§ Record extracts:
[start]
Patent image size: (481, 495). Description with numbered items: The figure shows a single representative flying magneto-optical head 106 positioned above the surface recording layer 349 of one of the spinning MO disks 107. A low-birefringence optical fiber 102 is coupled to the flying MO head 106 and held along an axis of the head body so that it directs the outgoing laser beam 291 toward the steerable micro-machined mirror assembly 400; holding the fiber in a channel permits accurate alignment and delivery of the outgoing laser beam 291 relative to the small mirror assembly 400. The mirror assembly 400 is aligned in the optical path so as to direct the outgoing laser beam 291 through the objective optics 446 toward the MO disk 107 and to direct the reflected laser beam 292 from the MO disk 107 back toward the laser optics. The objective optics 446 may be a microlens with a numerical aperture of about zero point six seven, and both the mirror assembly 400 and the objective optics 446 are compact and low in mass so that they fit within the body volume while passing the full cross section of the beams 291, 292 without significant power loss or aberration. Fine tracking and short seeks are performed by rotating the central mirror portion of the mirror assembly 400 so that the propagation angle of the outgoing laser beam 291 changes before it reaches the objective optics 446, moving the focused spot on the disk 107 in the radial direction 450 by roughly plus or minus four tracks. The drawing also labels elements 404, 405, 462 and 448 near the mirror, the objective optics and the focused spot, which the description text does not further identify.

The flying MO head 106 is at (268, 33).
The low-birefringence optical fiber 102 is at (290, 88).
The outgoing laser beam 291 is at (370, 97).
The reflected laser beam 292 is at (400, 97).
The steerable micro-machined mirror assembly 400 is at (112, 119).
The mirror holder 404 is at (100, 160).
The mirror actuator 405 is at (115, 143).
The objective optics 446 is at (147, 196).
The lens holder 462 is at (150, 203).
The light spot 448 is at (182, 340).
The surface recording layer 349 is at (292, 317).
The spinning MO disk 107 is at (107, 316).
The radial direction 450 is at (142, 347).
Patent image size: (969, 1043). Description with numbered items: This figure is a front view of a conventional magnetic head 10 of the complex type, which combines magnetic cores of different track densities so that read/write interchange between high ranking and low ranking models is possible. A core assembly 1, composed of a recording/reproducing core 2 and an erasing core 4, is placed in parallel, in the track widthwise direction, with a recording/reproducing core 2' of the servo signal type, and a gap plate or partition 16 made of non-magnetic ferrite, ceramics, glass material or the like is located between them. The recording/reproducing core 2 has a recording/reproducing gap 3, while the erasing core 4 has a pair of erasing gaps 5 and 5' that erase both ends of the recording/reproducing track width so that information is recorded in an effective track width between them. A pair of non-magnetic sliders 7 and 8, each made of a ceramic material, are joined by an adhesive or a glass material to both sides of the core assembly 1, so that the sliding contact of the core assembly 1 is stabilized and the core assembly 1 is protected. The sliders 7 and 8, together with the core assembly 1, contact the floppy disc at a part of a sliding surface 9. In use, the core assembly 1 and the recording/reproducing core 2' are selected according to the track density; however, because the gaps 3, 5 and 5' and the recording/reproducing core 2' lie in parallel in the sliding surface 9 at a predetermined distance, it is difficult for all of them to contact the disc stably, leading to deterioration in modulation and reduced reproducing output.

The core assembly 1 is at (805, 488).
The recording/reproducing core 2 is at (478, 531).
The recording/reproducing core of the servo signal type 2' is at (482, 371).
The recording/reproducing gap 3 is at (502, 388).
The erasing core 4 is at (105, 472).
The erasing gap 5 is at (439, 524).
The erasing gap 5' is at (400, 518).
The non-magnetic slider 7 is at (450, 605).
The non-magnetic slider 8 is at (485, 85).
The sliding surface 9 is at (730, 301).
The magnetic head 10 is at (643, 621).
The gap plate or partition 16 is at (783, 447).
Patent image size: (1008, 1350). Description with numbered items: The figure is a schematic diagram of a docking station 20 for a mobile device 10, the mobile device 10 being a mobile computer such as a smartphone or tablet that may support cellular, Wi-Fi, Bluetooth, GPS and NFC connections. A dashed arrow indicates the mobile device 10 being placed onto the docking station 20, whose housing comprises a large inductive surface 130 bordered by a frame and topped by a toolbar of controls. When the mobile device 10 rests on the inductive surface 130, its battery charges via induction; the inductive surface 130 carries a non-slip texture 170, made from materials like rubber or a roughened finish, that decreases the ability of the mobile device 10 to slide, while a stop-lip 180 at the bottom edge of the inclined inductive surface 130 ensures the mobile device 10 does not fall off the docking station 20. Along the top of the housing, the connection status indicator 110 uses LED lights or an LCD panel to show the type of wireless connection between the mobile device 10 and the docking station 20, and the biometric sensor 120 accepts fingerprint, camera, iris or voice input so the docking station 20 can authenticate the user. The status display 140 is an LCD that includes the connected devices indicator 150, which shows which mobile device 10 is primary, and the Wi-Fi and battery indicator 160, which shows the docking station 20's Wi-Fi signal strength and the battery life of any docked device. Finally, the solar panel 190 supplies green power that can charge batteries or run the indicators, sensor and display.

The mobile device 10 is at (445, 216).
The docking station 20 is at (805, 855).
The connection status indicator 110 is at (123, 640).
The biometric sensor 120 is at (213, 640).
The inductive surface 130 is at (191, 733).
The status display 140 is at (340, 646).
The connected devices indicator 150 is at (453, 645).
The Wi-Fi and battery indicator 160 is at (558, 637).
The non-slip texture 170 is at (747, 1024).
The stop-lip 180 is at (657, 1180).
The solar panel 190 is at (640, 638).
[end]
Reproduce every record above word for word, changing nothing.

§ Worked solution:
Patent image size: (481, 495). Description with numbered items: The figure shows a single representative flying magneto-optical head 106 positioned above the surface recording layer 349 of one of the spinning MO disks 107. A low-birefringence optical fiber 102 is coupled to the flying MO head 106 and held along an axis of the head body so that it directs the outgoing laser beam 291 toward the steerable micro-machined mirror assembly 400; holding the fiber in a channel permits accurate alignment and delivery of the outgoing laser beam 291 relative to the small mirror assembly 400. The mirror assembly 400 is aligned in the optical path so as to direct the outgoing laser beam 291 through the objective optics 446 toward the MO disk 107 and to direct the reflected laser beam 292 from the MO disk 107 back toward the laser optics. The objective optics 446 may be a microlens with a numerical aperture of about zero point six seven, and both the mirror assembly 400 and the objective optics 446 are compact and low in mass so that they fit within the body volume while passing the full cross section of the beams 291, 292 without significant power loss or aberration. Fine tracking and short seeks are performed by rotating the central mirror portion of the mirror assembly 400 so that the propagation angle of the outgoing laser beam 291 changes before it reaches the objective optics 446, moving the focused spot on the disk 107 in the radial direction 450 by roughly plus or minus four tracks. The drawing also labels elements 404, 405, 462 and 448 near the mirror, the objective optics and the focused spot, which the description text does not further identify.

The flying MO head 106 is at (268, 33).
The low-birefringence optical fiber 102 is at (290, 88).
The outgoing laser beam 291 is at (370, 97).
The reflected laser beam 292 is at (400, 97).
The steerable micro-machined mirror assembly 400 is at (112, 119).
The mirror holder 404 is at (100, 160).
The mirror actuator 405 is at (115, 143).
The objective optics 446 is at (147, 196).
The lens holder 462 is at (150, 203).
The light spot 448 is at (182, 340).
The surface recording layer 349 is at (292, 317).
The spinning MO disk 107 is at (107, 316).
The radial direction 450 is at (142, 347).
Patent image size: (969, 1043). Description with numbered items: This figure is a front view of a conventional magnetic head 10 of the complex type, which combines magnetic cores of different track densities so that read/write interchange between high ranking and low ranking models is possible. A core assembly 1, composed of a recording/reproducing core 2 and an erasing core 4, is placed in parallel, in the track widthwise direction, with a recording/reproducing core 2' of the servo signal type, and a gap plate or partition 16 made of non-magnetic ferrite, ceramics, glass material or the like is located between them. The recording/reproducing core 2 has a recording/reproducing gap 3, while the erasing core 4 has a pair of erasing gaps 5 and 5' that erase both ends of the recording/reproducing track width so that information is recorded in an effective track width between them. A pair of non-magnetic sliders 7 and 8, each made of a ceramic material, are joined by an adhesive or a glass material to both sides of the core assembly 1, so that the sliding contact of the core assembly 1 is stabilized and the core assembly 1 is protected. The sliders 7 and 8, together with the core assembly 1, contact the floppy disc at a part of a sliding surface 9. In use, the core assembly 1 and the recording/reproducing core 2' are selected according to the track density; however, because the gaps 3, 5 and 5' and the recording/reproducing core 2' lie in parallel in the sliding surface 9 at a predetermined distance, it is difficult for all of them to contact the disc stably, leading to deterioration in modulation and reduced reproducing output.

The core assembly 1 is at (805, 488).
The recording/reproducing core 2 is at (478, 531).
The recording/reproducing core of the servo signal type 2' is at (482, 371).
The recording/reproducing gap 3 is at (502, 388).
The erasing core 4 is at (105, 472).
The erasing gap 5 is at (439, 524).
The erasing gap 5' is at (400, 518).
The non-magnetic slider 7 is at (450, 605).
The non-magnetic slider 8 is at (485, 85).
The sliding surface 9 is at (730, 301).
The magnetic head 10 is at (643, 621).
The gap plate or partition 16 is at (783, 447).
Patent image size: (1008, 1350). Description with numbered items: The figure is a schematic diagram of a docking station 20 for a mobile device 10, the mobile device 10 being a mobile computer such as a smartphone or tablet that may support cellular, Wi-Fi, Bluetooth, GPS and NFC connections. A dashed arrow indicates the mobile device 10 being placed onto the docking station 20, whose housing comprises a large inductive surface 130 bordered by a frame and topped by a toolbar of controls. When the mobile device 10 rests on the inductive surface 130, its battery charges via induction; the inductive surface 130 carries a non-slip texture 170, made from materials like rubber or a roughened finish, that decreases the ability of the mobile device 10 to slide, while a stop-lip 180 at the bottom edge of the inclined inductive surface 130 ensures the mobile device 10 does not fall off the docking station 20. Along the top of the housing, the connection status indicator 110 uses LED lights or an LCD panel to show the type of wireless connection between the mobile device 10 and the docking station 20, and the biometric sensor 120 accepts fingerprint, camera, iris or voice input so the docking station 20 can authenticate the user. The status display 140 is an LCD that includes the connected devices indicator 150, which shows which mobile device 10 is primary, and the Wi-Fi and battery indicator 160, which shows the docking station 20's Wi-Fi signal strength and the battery life of any docked device. Finally, the solar panel 190 supplies green power that can charge batteries or run the indicators, sensor and display.

The mobile device 10 is at (445, 216).
The docking station 20 is at (805, 855).
The connection status indicator 110 is at (123, 640).
The biometric sensor 120 is at (213, 640).
The inductive surface 130 is at (191, 733).
The status display 140 is at (340, 646).
The connected devices indicator 150 is at (453, 645).
The Wi-Fi and battery indicator 160 is at (558, 637).
The non-slip texture 170 is at (747, 1024).
The stop-lip 180 is at (657, 1180).
The solar panel 190 is at (640, 638).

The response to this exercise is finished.